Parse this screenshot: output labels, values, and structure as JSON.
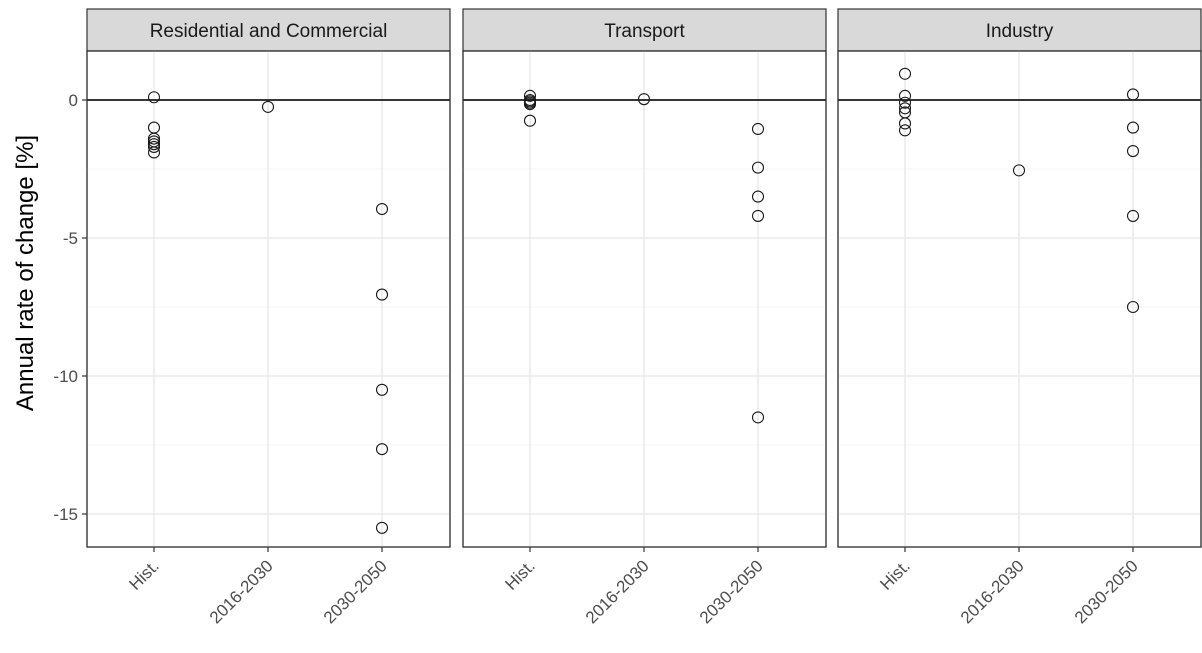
{
  "chart_data": {
    "type": "scatter",
    "facet_titles": [
      "Residential and Commercial",
      "Transport",
      "Industry"
    ],
    "categories": [
      "Hist.",
      "2016-2030",
      "2030-2050"
    ],
    "ylabel": "Annual rate of change [%]",
    "xlabel": "",
    "ylim": [
      -16.2,
      1.8
    ],
    "yticks": [
      0,
      -5,
      -10,
      -15
    ],
    "ytick_labels": [
      "0",
      "-5",
      "-10",
      "-15"
    ],
    "grid": true,
    "reference_line_y": 0,
    "panels": [
      {
        "title": "Residential and Commercial",
        "points": [
          {
            "x": "Hist.",
            "y": 0.1
          },
          {
            "x": "Hist.",
            "y": -1.0
          },
          {
            "x": "Hist.",
            "y": -1.4
          },
          {
            "x": "Hist.",
            "y": -1.5
          },
          {
            "x": "Hist.",
            "y": -1.6
          },
          {
            "x": "Hist.",
            "y": -1.7
          },
          {
            "x": "Hist.",
            "y": -1.9
          },
          {
            "x": "2016-2030",
            "y": -0.25
          },
          {
            "x": "2030-2050",
            "y": -3.95
          },
          {
            "x": "2030-2050",
            "y": -7.05
          },
          {
            "x": "2030-2050",
            "y": -10.5
          },
          {
            "x": "2030-2050",
            "y": -12.65
          },
          {
            "x": "2030-2050",
            "y": -15.5
          }
        ]
      },
      {
        "title": "Transport",
        "points": [
          {
            "x": "Hist.",
            "y": 0.15
          },
          {
            "x": "Hist.",
            "y": 0.0
          },
          {
            "x": "Hist.",
            "y": -0.05
          },
          {
            "x": "Hist.",
            "y": -0.1
          },
          {
            "x": "Hist.",
            "y": -0.15
          },
          {
            "x": "Hist.",
            "y": -0.75
          },
          {
            "x": "2016-2030",
            "y": 0.03
          },
          {
            "x": "2030-2050",
            "y": -1.05
          },
          {
            "x": "2030-2050",
            "y": -2.45
          },
          {
            "x": "2030-2050",
            "y": -3.5
          },
          {
            "x": "2030-2050",
            "y": -4.2
          },
          {
            "x": "2030-2050",
            "y": -11.5
          }
        ]
      },
      {
        "title": "Industry",
        "points": [
          {
            "x": "Hist.",
            "y": 0.95
          },
          {
            "x": "Hist.",
            "y": 0.15
          },
          {
            "x": "Hist.",
            "y": -0.1
          },
          {
            "x": "Hist.",
            "y": -0.3
          },
          {
            "x": "Hist.",
            "y": -0.45
          },
          {
            "x": "Hist.",
            "y": -0.85
          },
          {
            "x": "Hist.",
            "y": -1.1
          },
          {
            "x": "2016-2030",
            "y": -2.55
          },
          {
            "x": "2030-2050",
            "y": 0.2
          },
          {
            "x": "2030-2050",
            "y": -1.0
          },
          {
            "x": "2030-2050",
            "y": -1.85
          },
          {
            "x": "2030-2050",
            "y": -4.2
          },
          {
            "x": "2030-2050",
            "y": -7.5
          }
        ]
      }
    ]
  }
}
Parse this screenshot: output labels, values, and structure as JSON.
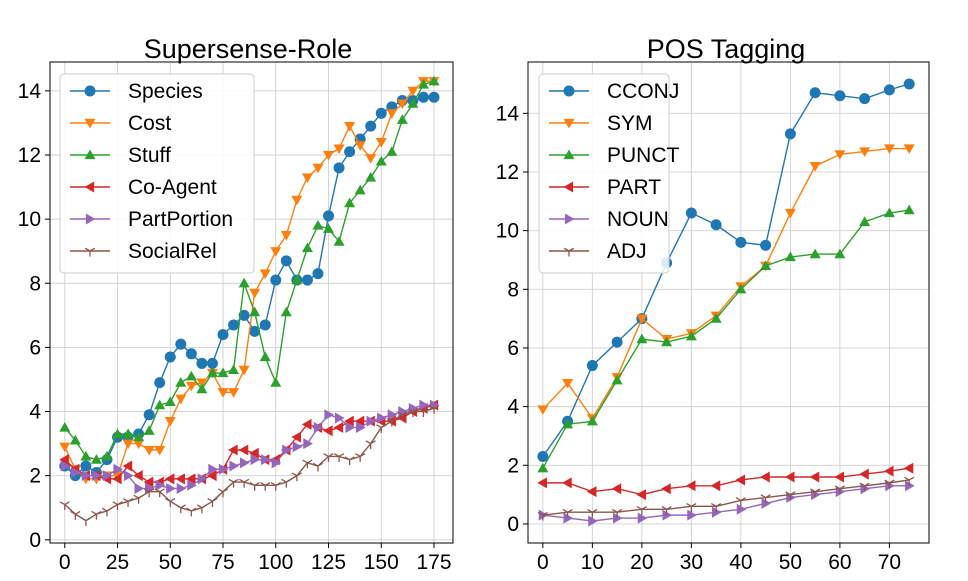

★ ★ ★ ★ ★

> _EXERCISE OBJECTIVE_: Give back the entries verbatim. Do not include any picture.

> _RESPONSE TO THE TASK_:
Parse this screenshot: output labels, values, and structure as JSON.
{
  "chart_data": {
    "type": "scatter",
    "facet_titles": [
      "Residential and Commercial",
      "Transport",
      "Industry"
    ],
    "categories": [
      "Hist.",
      "2016-2030",
      "2030-2050"
    ],
    "ylabel": "Annual rate of change [%]",
    "xlabel": "",
    "ylim": [
      -16.2,
      1.8
    ],
    "yticks": [
      0,
      -5,
      -10,
      -15
    ],
    "ytick_labels": [
      "0",
      "-5",
      "-10",
      "-15"
    ],
    "grid": true,
    "reference_line_y": 0,
    "panels": [
      {
        "title": "Residential and Commercial",
        "points": [
          {
            "x": "Hist.",
            "y": 0.1
          },
          {
            "x": "Hist.",
            "y": -1.0
          },
          {
            "x": "Hist.",
            "y": -1.4
          },
          {
            "x": "Hist.",
            "y": -1.5
          },
          {
            "x": "Hist.",
            "y": -1.6
          },
          {
            "x": "Hist.",
            "y": -1.7
          },
          {
            "x": "Hist.",
            "y": -1.9
          },
          {
            "x": "2016-2030",
            "y": -0.25
          },
          {
            "x": "2030-2050",
            "y": -3.95
          },
          {
            "x": "2030-2050",
            "y": -7.05
          },
          {
            "x": "2030-2050",
            "y": -10.5
          },
          {
            "x": "2030-2050",
            "y": -12.65
          },
          {
            "x": "2030-2050",
            "y": -15.5
          }
        ]
      },
      {
        "title": "Transport",
        "points": [
          {
            "x": "Hist.",
            "y": 0.15
          },
          {
            "x": "Hist.",
            "y": 0.0
          },
          {
            "x": "Hist.",
            "y": -0.05
          },
          {
            "x": "Hist.",
            "y": -0.1
          },
          {
            "x": "Hist.",
            "y": -0.15
          },
          {
            "x": "Hist.",
            "y": -0.75
          },
          {
            "x": "2016-2030",
            "y": 0.03
          },
          {
            "x": "2030-2050",
            "y": -1.05
          },
          {
            "x": "2030-2050",
            "y": -2.45
          },
          {
            "x": "2030-2050",
            "y": -3.5
          },
          {
            "x": "2030-2050",
            "y": -4.2
          },
          {
            "x": "2030-2050",
            "y": -11.5
          }
        ]
      },
      {
        "title": "Industry",
        "points": [
          {
            "x": "Hist.",
            "y": 0.95
          },
          {
            "x": "Hist.",
            "y": 0.15
          },
          {
            "x": "Hist.",
            "y": -0.1
          },
          {
            "x": "Hist.",
            "y": -0.3
          },
          {
            "x": "Hist.",
            "y": -0.45
          },
          {
            "x": "Hist.",
            "y": -0.85
          },
          {
            "x": "Hist.",
            "y": -1.1
          },
          {
            "x": "2016-2030",
            "y": -2.55
          },
          {
            "x": "2030-2050",
            "y": 0.2
          },
          {
            "x": "2030-2050",
            "y": -1.0
          },
          {
            "x": "2030-2050",
            "y": -1.85
          },
          {
            "x": "2030-2050",
            "y": -4.2
          },
          {
            "x": "2030-2050",
            "y": -7.5
          }
        ]
      }
    ]
  }
}
Parse this screenshot: output labels, values, and structure as JSON.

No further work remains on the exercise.